The records should be written out in full, with nothing altered.

Source records:
◇ ◇ ◇ ◇

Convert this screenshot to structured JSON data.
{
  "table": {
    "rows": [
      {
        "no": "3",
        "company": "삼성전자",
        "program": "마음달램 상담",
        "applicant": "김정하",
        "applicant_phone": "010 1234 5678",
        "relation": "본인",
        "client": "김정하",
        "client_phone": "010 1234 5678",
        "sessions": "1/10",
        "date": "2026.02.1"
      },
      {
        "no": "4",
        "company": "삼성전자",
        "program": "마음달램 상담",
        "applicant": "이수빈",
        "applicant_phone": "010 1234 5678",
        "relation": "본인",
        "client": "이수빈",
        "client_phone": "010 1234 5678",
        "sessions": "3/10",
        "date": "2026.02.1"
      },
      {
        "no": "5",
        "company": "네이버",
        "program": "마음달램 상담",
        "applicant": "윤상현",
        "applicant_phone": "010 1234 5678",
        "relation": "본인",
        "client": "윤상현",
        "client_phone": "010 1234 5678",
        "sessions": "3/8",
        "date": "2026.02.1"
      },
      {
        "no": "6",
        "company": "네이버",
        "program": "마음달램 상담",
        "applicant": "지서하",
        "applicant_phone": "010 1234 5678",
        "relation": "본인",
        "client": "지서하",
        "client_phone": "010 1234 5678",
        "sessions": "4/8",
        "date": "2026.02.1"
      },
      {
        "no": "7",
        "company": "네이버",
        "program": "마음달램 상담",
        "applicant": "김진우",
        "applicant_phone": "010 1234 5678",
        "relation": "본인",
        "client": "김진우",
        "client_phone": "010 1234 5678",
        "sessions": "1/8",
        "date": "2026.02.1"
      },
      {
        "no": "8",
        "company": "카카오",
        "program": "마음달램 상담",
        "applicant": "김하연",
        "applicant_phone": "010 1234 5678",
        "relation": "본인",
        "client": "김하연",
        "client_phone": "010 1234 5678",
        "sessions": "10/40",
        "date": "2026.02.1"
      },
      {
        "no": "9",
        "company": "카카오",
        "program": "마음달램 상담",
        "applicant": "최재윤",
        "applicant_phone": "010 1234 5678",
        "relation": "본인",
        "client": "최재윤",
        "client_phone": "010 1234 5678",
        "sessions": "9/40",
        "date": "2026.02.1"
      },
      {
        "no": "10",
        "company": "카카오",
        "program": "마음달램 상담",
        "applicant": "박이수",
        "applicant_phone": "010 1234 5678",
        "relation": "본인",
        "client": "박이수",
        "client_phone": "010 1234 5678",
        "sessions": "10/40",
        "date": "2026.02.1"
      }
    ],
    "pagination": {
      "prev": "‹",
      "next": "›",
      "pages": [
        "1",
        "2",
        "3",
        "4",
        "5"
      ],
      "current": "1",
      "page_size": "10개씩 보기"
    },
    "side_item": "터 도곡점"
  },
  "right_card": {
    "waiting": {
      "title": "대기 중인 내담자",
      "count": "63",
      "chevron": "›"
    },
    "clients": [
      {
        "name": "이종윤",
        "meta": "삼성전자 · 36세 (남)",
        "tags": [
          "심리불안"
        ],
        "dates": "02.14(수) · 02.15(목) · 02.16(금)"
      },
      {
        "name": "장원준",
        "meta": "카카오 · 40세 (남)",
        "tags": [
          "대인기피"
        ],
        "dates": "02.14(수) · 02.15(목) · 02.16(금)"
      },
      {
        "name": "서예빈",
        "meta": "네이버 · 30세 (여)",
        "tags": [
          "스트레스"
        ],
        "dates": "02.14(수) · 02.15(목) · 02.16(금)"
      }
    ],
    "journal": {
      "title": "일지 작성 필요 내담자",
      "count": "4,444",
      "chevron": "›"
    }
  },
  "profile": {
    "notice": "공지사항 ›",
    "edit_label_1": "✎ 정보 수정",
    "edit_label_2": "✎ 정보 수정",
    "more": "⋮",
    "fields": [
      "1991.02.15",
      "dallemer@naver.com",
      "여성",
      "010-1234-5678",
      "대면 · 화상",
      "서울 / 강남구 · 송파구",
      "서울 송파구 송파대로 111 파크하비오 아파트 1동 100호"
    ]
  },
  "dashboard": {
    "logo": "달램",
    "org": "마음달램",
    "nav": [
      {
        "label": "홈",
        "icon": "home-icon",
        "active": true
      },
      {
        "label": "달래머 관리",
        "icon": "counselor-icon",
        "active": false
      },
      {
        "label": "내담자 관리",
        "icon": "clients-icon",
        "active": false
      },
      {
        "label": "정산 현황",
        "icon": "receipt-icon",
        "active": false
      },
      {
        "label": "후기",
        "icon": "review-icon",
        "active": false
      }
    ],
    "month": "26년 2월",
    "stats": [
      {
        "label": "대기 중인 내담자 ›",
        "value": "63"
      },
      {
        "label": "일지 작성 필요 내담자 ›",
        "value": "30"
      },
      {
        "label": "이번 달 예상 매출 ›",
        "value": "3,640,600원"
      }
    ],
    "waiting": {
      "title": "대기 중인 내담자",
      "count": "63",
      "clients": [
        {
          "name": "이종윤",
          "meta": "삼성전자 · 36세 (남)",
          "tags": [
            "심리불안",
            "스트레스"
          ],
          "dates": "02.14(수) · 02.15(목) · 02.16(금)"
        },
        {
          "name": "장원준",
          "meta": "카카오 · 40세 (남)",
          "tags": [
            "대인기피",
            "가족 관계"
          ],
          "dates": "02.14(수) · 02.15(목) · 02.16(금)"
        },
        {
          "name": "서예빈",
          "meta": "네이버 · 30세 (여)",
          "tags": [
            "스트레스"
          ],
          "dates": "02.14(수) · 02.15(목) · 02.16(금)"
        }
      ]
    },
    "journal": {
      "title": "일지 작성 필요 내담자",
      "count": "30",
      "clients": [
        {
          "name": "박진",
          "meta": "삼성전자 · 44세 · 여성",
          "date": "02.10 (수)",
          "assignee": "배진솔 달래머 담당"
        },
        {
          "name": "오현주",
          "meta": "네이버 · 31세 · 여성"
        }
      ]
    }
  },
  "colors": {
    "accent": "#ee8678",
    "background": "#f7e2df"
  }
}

◇ ◇ ◇ ◇

§ Answer:
Convert this screenshot to structured JSON data.
{
  "table": {
    "rows": [
      {
        "no": "3",
        "company": "삼성전자",
        "program": "마음달램 상담",
        "applicant": "김정하",
        "applicant_phone": "010 1234 5678",
        "relation": "본인",
        "client": "김정하",
        "client_phone": "010 1234 5678",
        "sessions": "1/10",
        "date": "2026.02.1"
      },
      {
        "no": "4",
        "company": "삼성전자",
        "program": "마음달램 상담",
        "applicant": "이수빈",
        "applicant_phone": "010 1234 5678",
        "relation": "본인",
        "client": "이수빈",
        "client_phone": "010 1234 5678",
        "sessions": "3/10",
        "date": "2026.02.1"
      },
      {
        "no": "5",
        "company": "네이버",
        "program": "마음달램 상담",
        "applicant": "윤상현",
        "applicant_phone": "010 1234 5678",
        "relation": "본인",
        "client": "윤상현",
        "client_phone": "010 1234 5678",
        "sessions": "3/8",
        "date": "2026.02.1"
      },
      {
        "no": "6",
        "company": "네이버",
        "program": "마음달램 상담",
        "applicant": "지서하",
        "applicant_phone": "010 1234 5678",
        "relation": "본인",
        "client": "지서하",
        "client_phone": "010 1234 5678",
        "sessions": "4/8",
        "date": "2026.02.1"
      },
      {
        "no": "7",
        "company": "네이버",
        "program": "마음달램 상담",
        "applicant": "김진우",
        "applicant_phone": "010 1234 5678",
        "relation": "본인",
        "client": "김진우",
        "client_phone": "010 1234 5678",
        "sessions": "1/8",
        "date": "2026.02.1"
      },
      {
        "no": "8",
        "company": "카카오",
        "program": "마음달램 상담",
        "applicant": "김하연",
        "applicant_phone": "010 1234 5678",
        "relation": "본인",
        "client": "김하연",
        "client_phone": "010 1234 5678",
        "sessions": "10/40",
        "date": "2026.02.1"
      },
      {
        "no": "9",
        "company": "카카오",
        "program": "마음달램 상담",
        "applicant": "최재윤",
        "applicant_phone": "010 1234 5678",
        "relation": "본인",
        "client": "최재윤",
        "client_phone": "010 1234 5678",
        "sessions": "9/40",
        "date": "2026.02.1"
      },
      {
        "no": "10",
        "company": "카카오",
        "program": "마음달램 상담",
        "applicant": "박이수",
        "applicant_phone": "010 1234 5678",
        "relation": "본인",
        "client": "박이수",
        "client_phone": "010 1234 5678",
        "sessions": "10/40",
        "date": "2026.02.1"
      }
    ],
    "pagination": {
      "prev": "‹",
      "next": "›",
      "pages": [
        "1",
        "2",
        "3",
        "4",
        "5"
      ],
      "current": "1",
      "page_size": "10개씩 보기"
    },
    "side_item": "터 도곡점"
  },
  "right_card": {
    "waiting": {
      "title": "대기 중인 내담자",
      "count": "63",
      "chevron": "›"
    },
    "clients": [
      {
        "name": "이종윤",
        "meta": "삼성전자 · 36세 (남)",
        "tags": [
          "심리불안"
        ],
        "dates": "02.14(수) · 02.15(목) · 02.16(금)"
      },
      {
        "name": "장원준",
        "meta": "카카오 · 40세 (남)",
        "tags": [
          "대인기피"
        ],
        "dates": "02.14(수) · 02.15(목) · 02.16(금)"
      },
      {
        "name": "서예빈",
        "meta": "네이버 · 30세 (여)",
        "tags": [
          "스트레스"
        ],
        "dates": "02.14(수) · 02.15(목) · 02.16(금)"
      }
    ],
    "journal": {
      "title": "일지 작성 필요 내담자",
      "count": "4,444",
      "chevron": "›"
    }
  },
  "profile": {
    "notice": "공지사항 ›",
    "edit_label_1": "✎ 정보 수정",
    "edit_label_2": "✎ 정보 수정",
    "more": "⋮",
    "fields": [
      "1991.02.15",
      "dallemer@naver.com",
      "여성",
      "010-1234-5678",
      "대면 · 화상",
      "서울 / 강남구 · 송파구",
      "서울 송파구 송파대로 111 파크하비오 아파트 1동 100호"
    ]
  },
  "dashboard": {
    "logo": "달램",
    "org": "마음달램",
    "nav": [
      {
        "label": "홈",
        "icon": "home-icon",
        "active": true
      },
      {
        "label": "달래머 관리",
        "icon": "counselor-icon",
        "active": false
      },
      {
        "label": "내담자 관리",
        "icon": "clients-icon",
        "active": false
      },
      {
        "label": "정산 현황",
        "icon": "receipt-icon",
        "active": false
      },
      {
        "label": "후기",
        "icon": "review-icon",
        "active": false
      }
    ],
    "month": "26년 2월",
    "stats": [
      {
        "label": "대기 중인 내담자 ›",
        "value": "63"
      },
      {
        "label": "일지 작성 필요 내담자 ›",
        "value": "30"
      },
      {
        "label": "이번 달 예상 매출 ›",
        "value": "3,640,600원"
      }
    ],
    "waiting": {
      "title": "대기 중인 내담자",
      "count": "63",
      "clients": [
        {
          "name": "이종윤",
          "meta": "삼성전자 · 36세 (남)",
          "tags": [
            "심리불안",
            "스트레스"
          ],
          "dates": "02.14(수) · 02.15(목) · 02.16(금)"
        },
        {
          "name": "장원준",
          "meta": "카카오 · 40세 (남)",
          "tags": [
            "대인기피",
            "가족 관계"
          ],
          "dates": "02.14(수) · 02.15(목) · 02.16(금)"
        },
        {
          "name": "서예빈",
          "meta": "네이버 · 30세 (여)",
          "tags": [
            "스트레스"
          ],
          "dates": "02.14(수) · 02.15(목) · 02.16(금)"
        }
      ]
    },
    "journal": {
      "title": "일지 작성 필요 내담자",
      "count": "30",
      "clients": [
        {
          "name": "박진",
          "meta": "삼성전자 · 44세 · 여성",
          "date": "02.10 (수)",
          "assignee": "배진솔 달래머 담당"
        },
        {
          "name": "오현주",
          "meta": "네이버 · 31세 · 여성"
        }
      ]
    }
  },
  "colors": {
    "accent": "#ee8678",
    "background": "#f7e2df"
  }
}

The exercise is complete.